## Directions for this task
State the number of lines, and only that number, in which the word "Ground" appears.

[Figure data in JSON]
-*-*-

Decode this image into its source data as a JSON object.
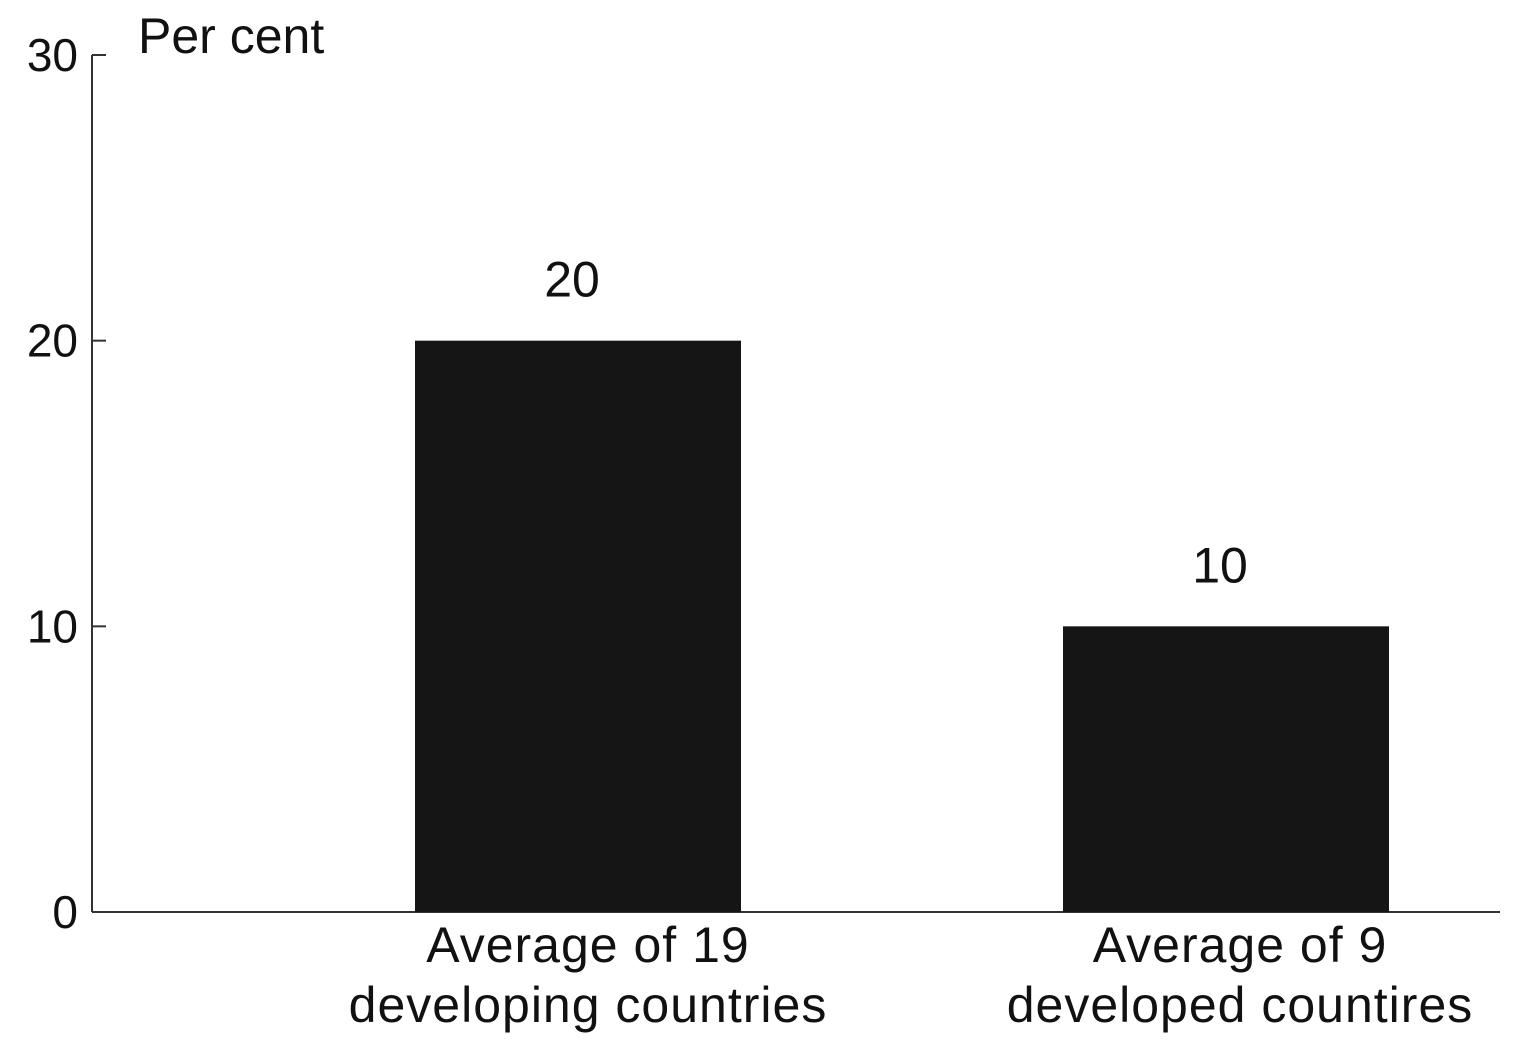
{
  "chart_data": {
    "type": "bar",
    "title": "",
    "xlabel": "",
    "ylabel": "Per cent",
    "ylim": [
      0,
      30
    ],
    "yticks": [
      0,
      10,
      20,
      30
    ],
    "grid": false,
    "legend": "none",
    "categories": [
      [
        "Average of 19",
        "developing countries"
      ],
      [
        "Average of 9",
        "developed countires"
      ]
    ],
    "values": [
      20,
      10
    ],
    "data_labels": [
      "20",
      "10"
    ],
    "bar_color": "#151515",
    "axis_color": "#333333"
  }
}
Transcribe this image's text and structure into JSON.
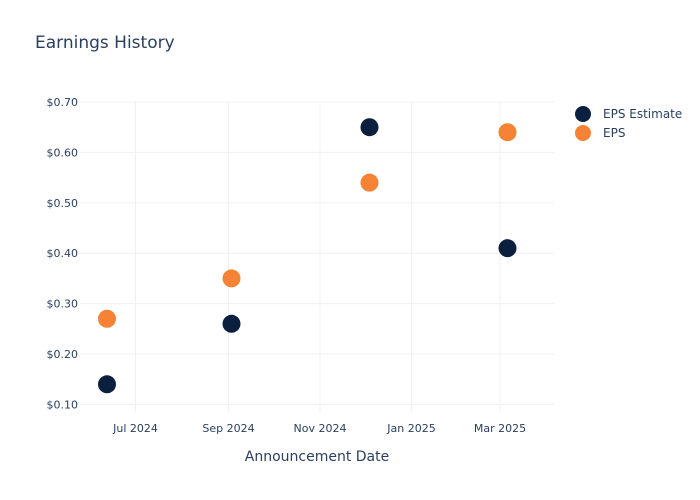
{
  "chart_data": {
    "type": "scatter",
    "title": "Earnings History",
    "xlabel": "Announcement Date",
    "ylabel": "",
    "x_tick_labels": [
      {
        "date": "2024-07-01",
        "label": "Jul 2024"
      },
      {
        "date": "2024-09-01",
        "label": "Sep 2024"
      },
      {
        "date": "2024-11-01",
        "label": "Nov 2024"
      },
      {
        "date": "2025-01-01",
        "label": "Jan 2025"
      },
      {
        "date": "2025-03-01",
        "label": "Mar 2025"
      }
    ],
    "y_ticks": [
      0.1,
      0.2,
      0.3,
      0.4,
      0.5,
      0.6,
      0.7
    ],
    "y_tick_labels": [
      "$0.10",
      "$0.20",
      "$0.30",
      "$0.40",
      "$0.50",
      "$0.60",
      "$0.70"
    ],
    "xlim": [
      "2024-05-25",
      "2025-04-06"
    ],
    "ylim": [
      0.085,
      0.7
    ],
    "grid": true,
    "legend_position": "top-right",
    "series": [
      {
        "name": "EPS Estimate",
        "color": "#0b1f3f",
        "points": [
          {
            "x": "2024-06-12",
            "y": 0.14
          },
          {
            "x": "2024-09-03",
            "y": 0.26
          },
          {
            "x": "2024-12-04",
            "y": 0.65
          },
          {
            "x": "2025-03-06",
            "y": 0.41
          }
        ]
      },
      {
        "name": "EPS",
        "color": "#f58235",
        "points": [
          {
            "x": "2024-06-12",
            "y": 0.27
          },
          {
            "x": "2024-09-03",
            "y": 0.35
          },
          {
            "x": "2024-12-04",
            "y": 0.54
          },
          {
            "x": "2025-03-06",
            "y": 0.64
          }
        ]
      }
    ]
  },
  "colors": {
    "text": "#2a3f5f",
    "grid": "#eef0f4"
  }
}
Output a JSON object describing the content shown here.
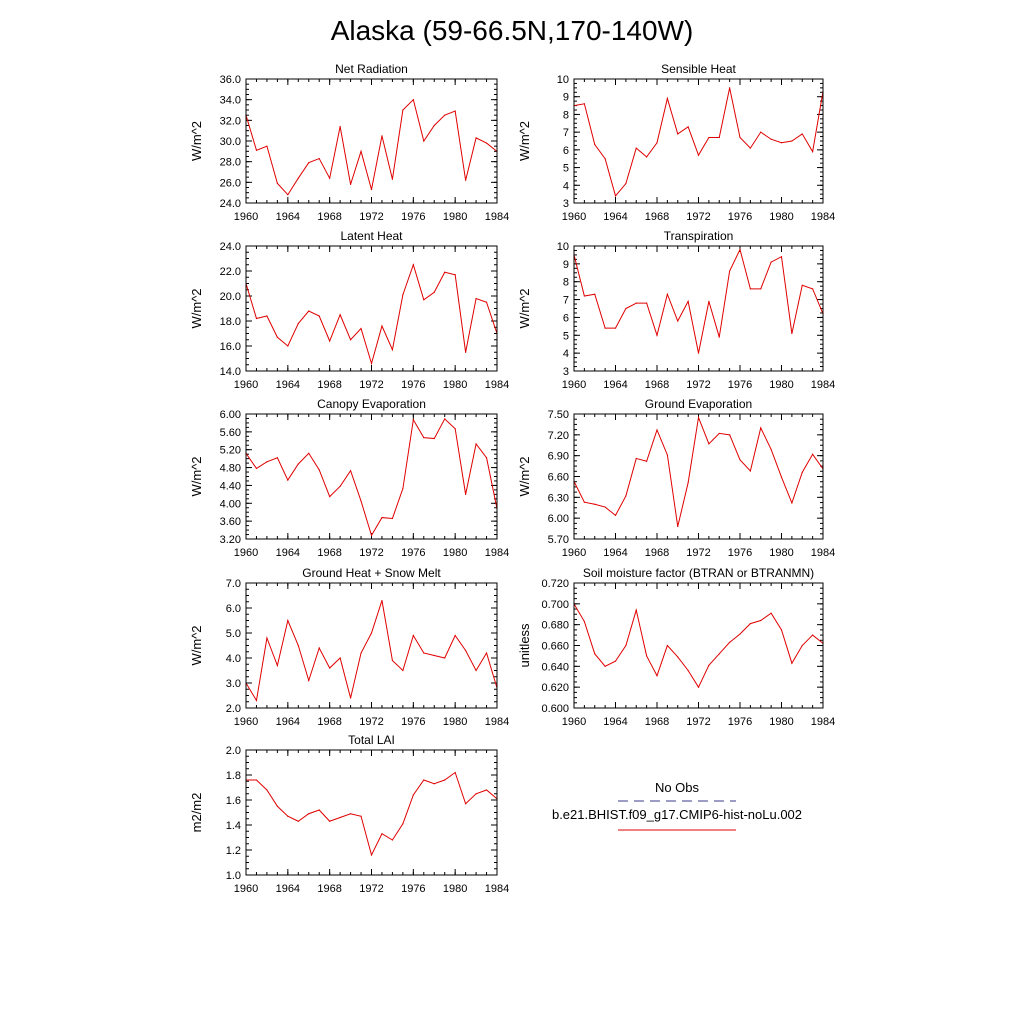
{
  "figure": {
    "title": "Alaska (59-66.5N,170-140W)",
    "legend": {
      "obs_label": "No Obs",
      "model_label": "b.e21.BHIST.f09_g17.CMIP6-hist-noLu.002",
      "obs_color": "#3a3a8c",
      "model_color": "#e00000"
    }
  },
  "chart_data": [
    {
      "type": "line",
      "title": "Net Radiation",
      "ylabel": "W/m^2",
      "xlim": [
        1960,
        1984
      ],
      "xticks": [
        1960,
        1964,
        1968,
        1972,
        1976,
        1980,
        1984
      ],
      "xtick_labels": [
        "1960",
        "1964",
        "1968",
        "1972",
        "1976",
        "1980",
        "1984"
      ],
      "ylim": [
        24,
        36
      ],
      "yticks": [
        24,
        26,
        28,
        30,
        32,
        34,
        36
      ],
      "ytick_labels": [
        "24.0",
        "26.0",
        "28.0",
        "30.0",
        "32.0",
        "34.0",
        "36.0"
      ],
      "series": [
        {
          "color": "#e00000",
          "x": [
            1960,
            1961,
            1962,
            1963,
            1964,
            1965,
            1966,
            1967,
            1968,
            1969,
            1970,
            1971,
            1972,
            1973,
            1974,
            1975,
            1976,
            1977,
            1978,
            1979,
            1980,
            1981,
            1982,
            1983,
            1984
          ],
          "values": [
            32.5,
            29.1,
            29.5,
            25.9,
            24.8,
            26.4,
            27.9,
            28.3,
            26.4,
            31.4,
            25.8,
            29.0,
            25.3,
            30.5,
            26.3,
            33.0,
            34.0,
            30.0,
            31.5,
            32.5,
            32.9,
            26.2,
            30.3,
            29.8,
            29.0
          ]
        }
      ]
    },
    {
      "type": "line",
      "title": "Sensible Heat",
      "ylabel": "W/m^2",
      "xlim": [
        1960,
        1984
      ],
      "xticks": [
        1960,
        1964,
        1968,
        1972,
        1976,
        1980,
        1984
      ],
      "xtick_labels": [
        "1960",
        "1964",
        "1968",
        "1972",
        "1976",
        "1980",
        "1984"
      ],
      "ylim": [
        3,
        10
      ],
      "yticks": [
        3,
        4,
        5,
        6,
        7,
        8,
        9,
        10
      ],
      "ytick_labels": [
        "3",
        "4",
        "5",
        "6",
        "7",
        "8",
        "9",
        "10"
      ],
      "series": [
        {
          "color": "#e00000",
          "x": [
            1960,
            1961,
            1962,
            1963,
            1964,
            1965,
            1966,
            1967,
            1968,
            1969,
            1970,
            1971,
            1972,
            1973,
            1974,
            1975,
            1976,
            1977,
            1978,
            1979,
            1980,
            1981,
            1982,
            1983,
            1984
          ],
          "values": [
            8.5,
            8.6,
            6.3,
            5.5,
            3.4,
            4.1,
            6.1,
            5.6,
            6.4,
            8.9,
            6.9,
            7.3,
            5.7,
            6.7,
            6.7,
            9.5,
            6.7,
            6.1,
            7.0,
            6.6,
            6.4,
            6.5,
            6.9,
            5.9,
            9.3
          ]
        }
      ]
    },
    {
      "type": "line",
      "title": "Latent Heat",
      "ylabel": "W/m^2",
      "xlim": [
        1960,
        1984
      ],
      "xticks": [
        1960,
        1964,
        1968,
        1972,
        1976,
        1980,
        1984
      ],
      "xtick_labels": [
        "1960",
        "1964",
        "1968",
        "1972",
        "1976",
        "1980",
        "1984"
      ],
      "ylim": [
        14,
        24
      ],
      "yticks": [
        14,
        16,
        18,
        20,
        22,
        24
      ],
      "ytick_labels": [
        "14.0",
        "16.0",
        "18.0",
        "20.0",
        "22.0",
        "24.0"
      ],
      "series": [
        {
          "color": "#e00000",
          "x": [
            1960,
            1961,
            1962,
            1963,
            1964,
            1965,
            1966,
            1967,
            1968,
            1969,
            1970,
            1971,
            1972,
            1973,
            1974,
            1975,
            1976,
            1977,
            1978,
            1979,
            1980,
            1981,
            1982,
            1983,
            1984
          ],
          "values": [
            21.0,
            18.2,
            18.4,
            16.7,
            16.0,
            17.8,
            18.8,
            18.4,
            16.4,
            18.5,
            16.5,
            17.4,
            14.6,
            17.6,
            15.7,
            20.1,
            22.5,
            19.7,
            20.3,
            21.9,
            21.7,
            15.5,
            19.8,
            19.5,
            17.0
          ]
        }
      ]
    },
    {
      "type": "line",
      "title": "Transpiration",
      "ylabel": "W/m^2",
      "xlim": [
        1960,
        1984
      ],
      "xticks": [
        1960,
        1964,
        1968,
        1972,
        1976,
        1980,
        1984
      ],
      "xtick_labels": [
        "1960",
        "1964",
        "1968",
        "1972",
        "1976",
        "1980",
        "1984"
      ],
      "ylim": [
        3,
        10
      ],
      "yticks": [
        3,
        4,
        5,
        6,
        7,
        8,
        9,
        10
      ],
      "ytick_labels": [
        "3",
        "4",
        "5",
        "6",
        "7",
        "8",
        "9",
        "10"
      ],
      "series": [
        {
          "color": "#e00000",
          "x": [
            1960,
            1961,
            1962,
            1963,
            1964,
            1965,
            1966,
            1967,
            1968,
            1969,
            1970,
            1971,
            1972,
            1973,
            1974,
            1975,
            1976,
            1977,
            1978,
            1979,
            1980,
            1981,
            1982,
            1983,
            1984
          ],
          "values": [
            9.5,
            7.2,
            7.3,
            5.4,
            5.4,
            6.5,
            6.8,
            6.8,
            5.0,
            7.3,
            5.8,
            6.9,
            4.0,
            6.9,
            4.9,
            8.6,
            9.8,
            7.6,
            7.6,
            9.1,
            9.4,
            5.1,
            7.8,
            7.6,
            6.2
          ]
        }
      ]
    },
    {
      "type": "line",
      "title": "Canopy Evaporation",
      "ylabel": "W/m^2",
      "xlim": [
        1960,
        1984
      ],
      "xticks": [
        1960,
        1964,
        1968,
        1972,
        1976,
        1980,
        1984
      ],
      "xtick_labels": [
        "1960",
        "1964",
        "1968",
        "1972",
        "1976",
        "1980",
        "1984"
      ],
      "ylim": [
        3.2,
        6.0
      ],
      "yticks": [
        3.2,
        3.6,
        4.0,
        4.4,
        4.8,
        5.2,
        5.6,
        6.0
      ],
      "ytick_labels": [
        "3.20",
        "3.60",
        "4.00",
        "4.40",
        "4.80",
        "5.20",
        "5.60",
        "6.00"
      ],
      "series": [
        {
          "color": "#e00000",
          "x": [
            1960,
            1961,
            1962,
            1963,
            1964,
            1965,
            1966,
            1967,
            1968,
            1969,
            1970,
            1971,
            1972,
            1973,
            1974,
            1975,
            1976,
            1977,
            1978,
            1979,
            1980,
            1981,
            1982,
            1983,
            1984
          ],
          "values": [
            5.12,
            4.78,
            4.93,
            5.02,
            4.52,
            4.88,
            5.12,
            4.75,
            4.15,
            4.38,
            4.73,
            4.05,
            3.28,
            3.68,
            3.66,
            4.33,
            5.87,
            5.47,
            5.45,
            5.89,
            5.67,
            4.2,
            5.33,
            5.02,
            3.88
          ]
        }
      ]
    },
    {
      "type": "line",
      "title": "Ground Evaporation",
      "ylabel": "W/m^2",
      "xlim": [
        1960,
        1984
      ],
      "xticks": [
        1960,
        1964,
        1968,
        1972,
        1976,
        1980,
        1984
      ],
      "xtick_labels": [
        "1960",
        "1964",
        "1968",
        "1972",
        "1976",
        "1980",
        "1984"
      ],
      "ylim": [
        5.7,
        7.5
      ],
      "yticks": [
        5.7,
        6.0,
        6.3,
        6.6,
        6.9,
        7.2,
        7.5
      ],
      "ytick_labels": [
        "5.70",
        "6.00",
        "6.30",
        "6.60",
        "6.90",
        "7.20",
        "7.50"
      ],
      "series": [
        {
          "color": "#e00000",
          "x": [
            1960,
            1961,
            1962,
            1963,
            1964,
            1965,
            1966,
            1967,
            1968,
            1969,
            1970,
            1971,
            1972,
            1973,
            1974,
            1975,
            1976,
            1977,
            1978,
            1979,
            1980,
            1981,
            1982,
            1983,
            1984
          ],
          "values": [
            6.53,
            6.23,
            6.2,
            6.16,
            6.04,
            6.32,
            6.86,
            6.82,
            7.27,
            6.91,
            5.88,
            6.51,
            7.45,
            7.07,
            7.22,
            7.2,
            6.84,
            6.68,
            7.3,
            6.99,
            6.59,
            6.22,
            6.66,
            6.92,
            6.71
          ]
        }
      ]
    },
    {
      "type": "line",
      "title": "Ground Heat + Snow Melt",
      "ylabel": "W/m^2",
      "xlim": [
        1960,
        1984
      ],
      "xticks": [
        1960,
        1964,
        1968,
        1972,
        1976,
        1980,
        1984
      ],
      "xtick_labels": [
        "1960",
        "1964",
        "1968",
        "1972",
        "1976",
        "1980",
        "1984"
      ],
      "ylim": [
        2,
        7
      ],
      "yticks": [
        2,
        3,
        4,
        5,
        6,
        7
      ],
      "ytick_labels": [
        "2.0",
        "3.0",
        "4.0",
        "5.0",
        "6.0",
        "7.0"
      ],
      "series": [
        {
          "color": "#e00000",
          "x": [
            1960,
            1961,
            1962,
            1963,
            1964,
            1965,
            1966,
            1967,
            1968,
            1969,
            1970,
            1971,
            1972,
            1973,
            1974,
            1975,
            1976,
            1977,
            1978,
            1979,
            1980,
            1981,
            1982,
            1983,
            1984
          ],
          "values": [
            3.0,
            2.3,
            4.8,
            3.7,
            5.5,
            4.5,
            3.1,
            4.4,
            3.6,
            4.0,
            2.4,
            4.2,
            5.0,
            6.3,
            3.9,
            3.5,
            4.9,
            4.2,
            4.1,
            4.0,
            4.9,
            4.3,
            3.5,
            4.2,
            2.8
          ]
        }
      ]
    },
    {
      "type": "line",
      "title": "Soil moisture factor (BTRAN or BTRANMN)",
      "ylabel": "unitless",
      "xlim": [
        1960,
        1984
      ],
      "xticks": [
        1960,
        1964,
        1968,
        1972,
        1976,
        1980,
        1984
      ],
      "xtick_labels": [
        "1960",
        "1964",
        "1968",
        "1972",
        "1976",
        "1980",
        "1984"
      ],
      "ylim": [
        0.6,
        0.72
      ],
      "yticks": [
        0.6,
        0.62,
        0.64,
        0.66,
        0.68,
        0.7,
        0.72
      ],
      "ytick_labels": [
        "0.600",
        "0.620",
        "0.640",
        "0.660",
        "0.680",
        "0.700",
        "0.720"
      ],
      "series": [
        {
          "color": "#e00000",
          "x": [
            1960,
            1961,
            1962,
            1963,
            1964,
            1965,
            1966,
            1967,
            1968,
            1969,
            1970,
            1971,
            1972,
            1973,
            1974,
            1975,
            1976,
            1977,
            1978,
            1979,
            1980,
            1981,
            1982,
            1983,
            1984
          ],
          "values": [
            0.7,
            0.683,
            0.652,
            0.64,
            0.645,
            0.66,
            0.694,
            0.65,
            0.631,
            0.66,
            0.649,
            0.636,
            0.62,
            0.641,
            0.652,
            0.663,
            0.671,
            0.681,
            0.684,
            0.691,
            0.675,
            0.643,
            0.66,
            0.67,
            0.662
          ]
        }
      ]
    },
    {
      "type": "line",
      "title": "Total LAI",
      "ylabel": "m2/m2",
      "xlim": [
        1960,
        1984
      ],
      "xticks": [
        1960,
        1964,
        1968,
        1972,
        1976,
        1980,
        1984
      ],
      "xtick_labels": [
        "1960",
        "1964",
        "1968",
        "1972",
        "1976",
        "1980",
        "1984"
      ],
      "ylim": [
        1.0,
        2.0
      ],
      "yticks": [
        1.0,
        1.2,
        1.4,
        1.6,
        1.8,
        2.0
      ],
      "ytick_labels": [
        "1.0",
        "1.2",
        "1.4",
        "1.6",
        "1.8",
        "2.0"
      ],
      "series": [
        {
          "color": "#e00000",
          "x": [
            1960,
            1961,
            1962,
            1963,
            1964,
            1965,
            1966,
            1967,
            1968,
            1969,
            1970,
            1971,
            1972,
            1973,
            1974,
            1975,
            1976,
            1977,
            1978,
            1979,
            1980,
            1981,
            1982,
            1983,
            1984
          ],
          "values": [
            1.76,
            1.76,
            1.68,
            1.55,
            1.47,
            1.43,
            1.49,
            1.52,
            1.43,
            1.46,
            1.49,
            1.47,
            1.16,
            1.33,
            1.28,
            1.41,
            1.64,
            1.76,
            1.73,
            1.76,
            1.82,
            1.57,
            1.65,
            1.68,
            1.61
          ]
        }
      ]
    }
  ]
}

-*-*-

## Solution below
2